Give back the entries below verbatim.
*** Opening of THE DATA ***
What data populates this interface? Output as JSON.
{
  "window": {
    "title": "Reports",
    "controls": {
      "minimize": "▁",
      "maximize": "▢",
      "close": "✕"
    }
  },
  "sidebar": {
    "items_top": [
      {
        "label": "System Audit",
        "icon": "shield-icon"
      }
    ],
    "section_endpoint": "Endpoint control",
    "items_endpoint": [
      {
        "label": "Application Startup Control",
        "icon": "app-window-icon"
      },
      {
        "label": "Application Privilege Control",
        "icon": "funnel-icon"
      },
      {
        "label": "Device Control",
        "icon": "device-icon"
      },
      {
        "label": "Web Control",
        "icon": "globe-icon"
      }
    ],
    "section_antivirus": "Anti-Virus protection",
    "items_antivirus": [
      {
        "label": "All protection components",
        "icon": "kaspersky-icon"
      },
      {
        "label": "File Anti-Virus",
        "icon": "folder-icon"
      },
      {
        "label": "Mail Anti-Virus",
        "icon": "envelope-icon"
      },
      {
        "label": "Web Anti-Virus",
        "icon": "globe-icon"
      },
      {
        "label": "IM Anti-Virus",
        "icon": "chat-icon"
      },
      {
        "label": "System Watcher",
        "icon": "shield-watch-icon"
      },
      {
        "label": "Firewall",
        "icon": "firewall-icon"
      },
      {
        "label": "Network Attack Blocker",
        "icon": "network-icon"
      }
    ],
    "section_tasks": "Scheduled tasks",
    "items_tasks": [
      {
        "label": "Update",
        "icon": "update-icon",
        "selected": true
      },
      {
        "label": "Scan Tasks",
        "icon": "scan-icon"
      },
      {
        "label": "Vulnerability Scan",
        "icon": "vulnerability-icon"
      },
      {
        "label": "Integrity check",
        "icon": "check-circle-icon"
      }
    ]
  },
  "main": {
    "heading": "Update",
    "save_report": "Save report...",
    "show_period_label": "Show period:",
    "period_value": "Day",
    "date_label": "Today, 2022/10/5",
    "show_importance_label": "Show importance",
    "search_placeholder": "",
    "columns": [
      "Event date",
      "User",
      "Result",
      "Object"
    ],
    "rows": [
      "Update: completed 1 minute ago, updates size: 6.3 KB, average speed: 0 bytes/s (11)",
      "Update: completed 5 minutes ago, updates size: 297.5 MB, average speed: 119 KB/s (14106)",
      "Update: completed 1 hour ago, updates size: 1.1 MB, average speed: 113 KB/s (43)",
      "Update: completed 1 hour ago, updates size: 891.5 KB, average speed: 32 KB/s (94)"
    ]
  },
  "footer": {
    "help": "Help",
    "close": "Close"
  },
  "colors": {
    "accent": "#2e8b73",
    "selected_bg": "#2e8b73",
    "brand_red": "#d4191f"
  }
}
*** Close of THE DATA ***
*EXPECTED OUTPUT*
What data populates this interface? Output as JSON.
{
  "window": {
    "title": "Reports",
    "controls": {
      "minimize": "▁",
      "maximize": "▢",
      "close": "✕"
    }
  },
  "sidebar": {
    "items_top": [
      {
        "label": "System Audit",
        "icon": "shield-icon"
      }
    ],
    "section_endpoint": "Endpoint control",
    "items_endpoint": [
      {
        "label": "Application Startup Control",
        "icon": "app-window-icon"
      },
      {
        "label": "Application Privilege Control",
        "icon": "funnel-icon"
      },
      {
        "label": "Device Control",
        "icon": "device-icon"
      },
      {
        "label": "Web Control",
        "icon": "globe-icon"
      }
    ],
    "section_antivirus": "Anti-Virus protection",
    "items_antivirus": [
      {
        "label": "All protection components",
        "icon": "kaspersky-icon"
      },
      {
        "label": "File Anti-Virus",
        "icon": "folder-icon"
      },
      {
        "label": "Mail Anti-Virus",
        "icon": "envelope-icon"
      },
      {
        "label": "Web Anti-Virus",
        "icon": "globe-icon"
      },
      {
        "label": "IM Anti-Virus",
        "icon": "chat-icon"
      },
      {
        "label": "System Watcher",
        "icon": "shield-watch-icon"
      },
      {
        "label": "Firewall",
        "icon": "firewall-icon"
      },
      {
        "label": "Network Attack Blocker",
        "icon": "network-icon"
      }
    ],
    "section_tasks": "Scheduled tasks",
    "items_tasks": [
      {
        "label": "Update",
        "icon": "update-icon",
        "selected": true
      },
      {
        "label": "Scan Tasks",
        "icon": "scan-icon"
      },
      {
        "label": "Vulnerability Scan",
        "icon": "vulnerability-icon"
      },
      {
        "label": "Integrity check",
        "icon": "check-circle-icon"
      }
    ]
  },
  "main": {
    "heading": "Update",
    "save_report": "Save report...",
    "show_period_label": "Show period:",
    "period_value": "Day",
    "date_label": "Today, 2022/10/5",
    "show_importance_label": "Show importance",
    "search_placeholder": "",
    "columns": [
      "Event date",
      "User",
      "Result",
      "Object"
    ],
    "rows": [
      "Update: completed 1 minute ago, updates size: 6.3 KB, average speed: 0 bytes/s (11)",
      "Update: completed 5 minutes ago, updates size: 297.5 MB, average speed: 119 KB/s (14106)",
      "Update: completed 1 hour ago, updates size: 1.1 MB, average speed: 113 KB/s (43)",
      "Update: completed 1 hour ago, updates size: 891.5 KB, average speed: 32 KB/s (94)"
    ]
  },
  "footer": {
    "help": "Help",
    "close": "Close"
  },
  "colors": {
    "accent": "#2e8b73",
    "selected_bg": "#2e8b73",
    "brand_red": "#d4191f"
  }
}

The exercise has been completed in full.